─── Exercise data

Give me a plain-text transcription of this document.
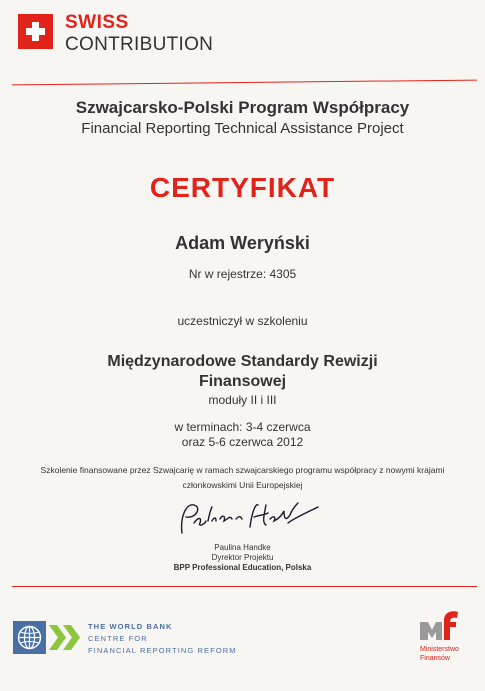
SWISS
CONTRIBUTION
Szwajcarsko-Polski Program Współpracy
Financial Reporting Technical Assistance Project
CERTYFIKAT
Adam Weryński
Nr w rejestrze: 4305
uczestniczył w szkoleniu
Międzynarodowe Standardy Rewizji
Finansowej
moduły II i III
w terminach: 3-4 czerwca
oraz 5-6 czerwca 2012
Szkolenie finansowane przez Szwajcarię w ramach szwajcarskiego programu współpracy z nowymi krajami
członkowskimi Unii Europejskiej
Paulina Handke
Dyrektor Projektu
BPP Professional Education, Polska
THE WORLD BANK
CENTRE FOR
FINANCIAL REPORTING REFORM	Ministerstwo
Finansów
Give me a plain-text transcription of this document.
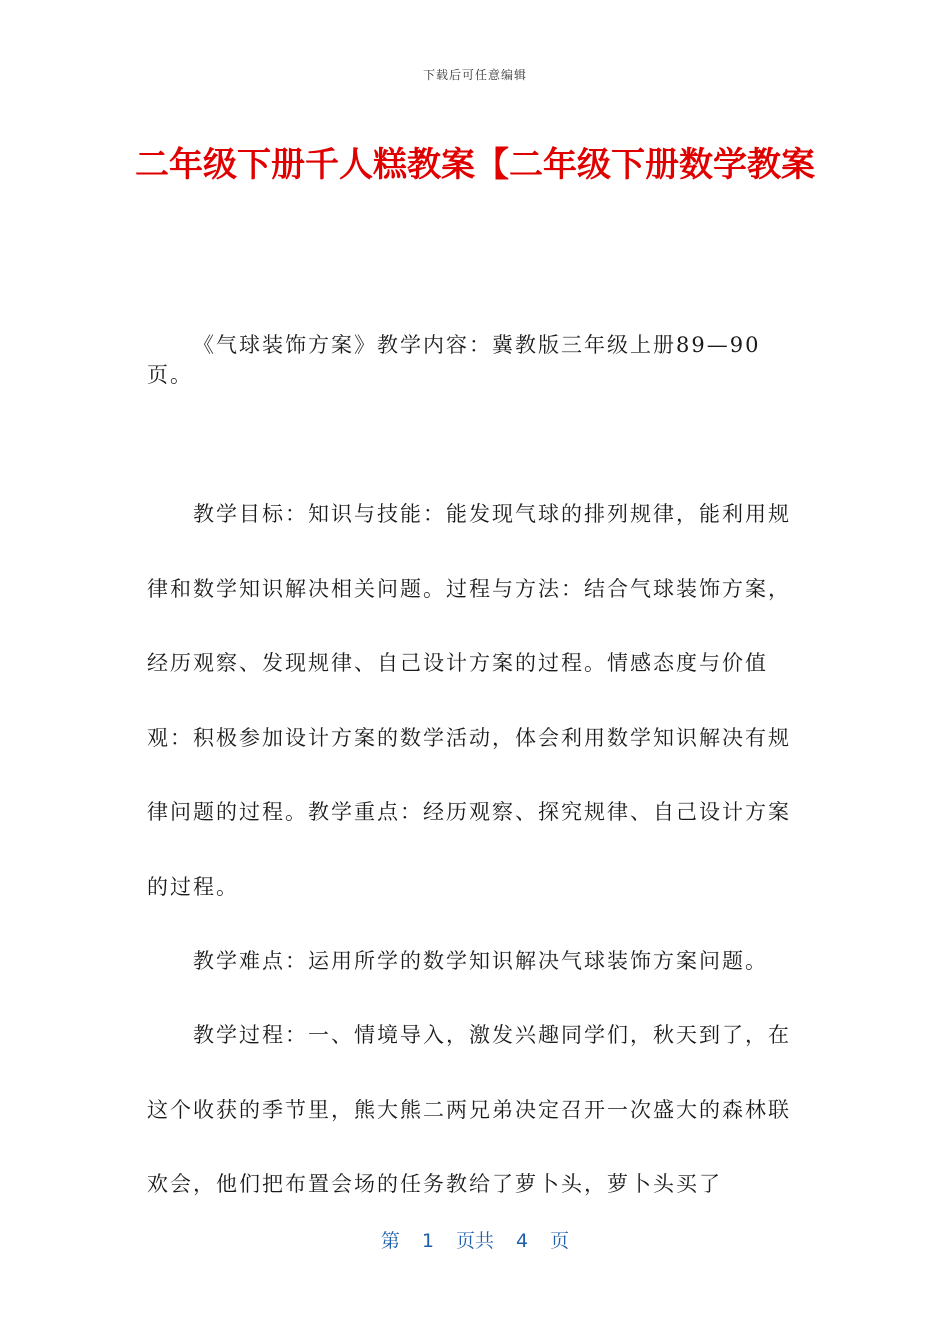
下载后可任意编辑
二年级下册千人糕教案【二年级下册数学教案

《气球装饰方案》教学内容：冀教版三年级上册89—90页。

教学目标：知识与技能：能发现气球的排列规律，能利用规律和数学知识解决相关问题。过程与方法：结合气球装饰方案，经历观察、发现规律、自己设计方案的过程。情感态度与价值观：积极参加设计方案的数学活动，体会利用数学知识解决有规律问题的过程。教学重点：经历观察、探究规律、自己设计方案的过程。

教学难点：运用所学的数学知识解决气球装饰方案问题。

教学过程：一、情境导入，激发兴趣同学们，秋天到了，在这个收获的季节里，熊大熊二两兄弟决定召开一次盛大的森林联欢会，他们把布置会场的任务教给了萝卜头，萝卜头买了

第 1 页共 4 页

──────

### What to work on
Read the data above. Pull out each line in which the string "czerwca" appears.

### Solution to the problem
w terminach: 3-4 czerwca
oraz 5-6 czerwca 2012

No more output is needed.